Collected data

***

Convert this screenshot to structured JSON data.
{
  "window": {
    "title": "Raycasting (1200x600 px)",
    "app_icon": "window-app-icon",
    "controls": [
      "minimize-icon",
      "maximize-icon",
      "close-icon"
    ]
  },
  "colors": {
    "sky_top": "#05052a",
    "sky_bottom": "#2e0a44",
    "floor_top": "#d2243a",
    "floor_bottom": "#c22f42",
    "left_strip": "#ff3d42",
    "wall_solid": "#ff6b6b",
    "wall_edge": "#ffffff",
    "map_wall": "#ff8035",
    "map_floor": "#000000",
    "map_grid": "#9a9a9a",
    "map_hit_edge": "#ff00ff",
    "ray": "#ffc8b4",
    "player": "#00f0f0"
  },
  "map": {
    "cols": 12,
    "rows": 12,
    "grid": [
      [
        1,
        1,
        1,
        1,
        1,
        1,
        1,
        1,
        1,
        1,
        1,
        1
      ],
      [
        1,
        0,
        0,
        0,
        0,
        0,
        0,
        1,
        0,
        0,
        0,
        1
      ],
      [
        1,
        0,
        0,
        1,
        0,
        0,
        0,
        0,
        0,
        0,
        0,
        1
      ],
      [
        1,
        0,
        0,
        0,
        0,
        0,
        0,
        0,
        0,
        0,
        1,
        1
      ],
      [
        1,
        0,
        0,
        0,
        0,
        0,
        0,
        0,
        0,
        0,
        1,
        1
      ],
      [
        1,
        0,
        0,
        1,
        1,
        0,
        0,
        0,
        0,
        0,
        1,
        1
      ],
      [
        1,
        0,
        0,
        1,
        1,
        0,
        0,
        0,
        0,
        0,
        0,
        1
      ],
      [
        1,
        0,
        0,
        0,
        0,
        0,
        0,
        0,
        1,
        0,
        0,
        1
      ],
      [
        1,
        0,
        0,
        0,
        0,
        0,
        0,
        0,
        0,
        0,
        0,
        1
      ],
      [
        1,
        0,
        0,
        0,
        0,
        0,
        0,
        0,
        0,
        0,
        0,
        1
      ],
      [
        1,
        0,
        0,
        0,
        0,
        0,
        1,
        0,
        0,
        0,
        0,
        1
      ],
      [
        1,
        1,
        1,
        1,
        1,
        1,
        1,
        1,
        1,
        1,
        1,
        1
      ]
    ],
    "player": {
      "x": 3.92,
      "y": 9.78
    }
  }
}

***

To do: Reproduce the whole listing word for word.

Result for this task:
Convert this screenshot to structured JSON data.
{
  "window": {
    "title": "Raycasting (1200x600 px)",
    "app_icon": "window-app-icon",
    "controls": [
      "minimize-icon",
      "maximize-icon",
      "close-icon"
    ]
  },
  "colors": {
    "sky_top": "#05052a",
    "sky_bottom": "#2e0a44",
    "floor_top": "#d2243a",
    "floor_bottom": "#c22f42",
    "left_strip": "#ff3d42",
    "wall_solid": "#ff6b6b",
    "wall_edge": "#ffffff",
    "map_wall": "#ff8035",
    "map_floor": "#000000",
    "map_grid": "#9a9a9a",
    "map_hit_edge": "#ff00ff",
    "ray": "#ffc8b4",
    "player": "#00f0f0"
  },
  "map": {
    "cols": 12,
    "rows": 12,
    "grid": [
      [
        1,
        1,
        1,
        1,
        1,
        1,
        1,
        1,
        1,
        1,
        1,
        1
      ],
      [
        1,
        0,
        0,
        0,
        0,
        0,
        0,
        1,
        0,
        0,
        0,
        1
      ],
      [
        1,
        0,
        0,
        1,
        0,
        0,
        0,
        0,
        0,
        0,
        0,
        1
      ],
      [
        1,
        0,
        0,
        0,
        0,
        0,
        0,
        0,
        0,
        0,
        1,
        1
      ],
      [
        1,
        0,
        0,
        0,
        0,
        0,
        0,
        0,
        0,
        0,
        1,
        1
      ],
      [
        1,
        0,
        0,
        1,
        1,
        0,
        0,
        0,
        0,
        0,
        1,
        1
      ],
      [
        1,
        0,
        0,
        1,
        1,
        0,
        0,
        0,
        0,
        0,
        0,
        1
      ],
      [
        1,
        0,
        0,
        0,
        0,
        0,
        0,
        0,
        1,
        0,
        0,
        1
      ],
      [
        1,
        0,
        0,
        0,
        0,
        0,
        0,
        0,
        0,
        0,
        0,
        1
      ],
      [
        1,
        0,
        0,
        0,
        0,
        0,
        0,
        0,
        0,
        0,
        0,
        1
      ],
      [
        1,
        0,
        0,
        0,
        0,
        0,
        1,
        0,
        0,
        0,
        0,
        1
      ],
      [
        1,
        1,
        1,
        1,
        1,
        1,
        1,
        1,
        1,
        1,
        1,
        1
      ]
    ],
    "player": {
      "x": 3.92,
      "y": 9.78
    }
  }
}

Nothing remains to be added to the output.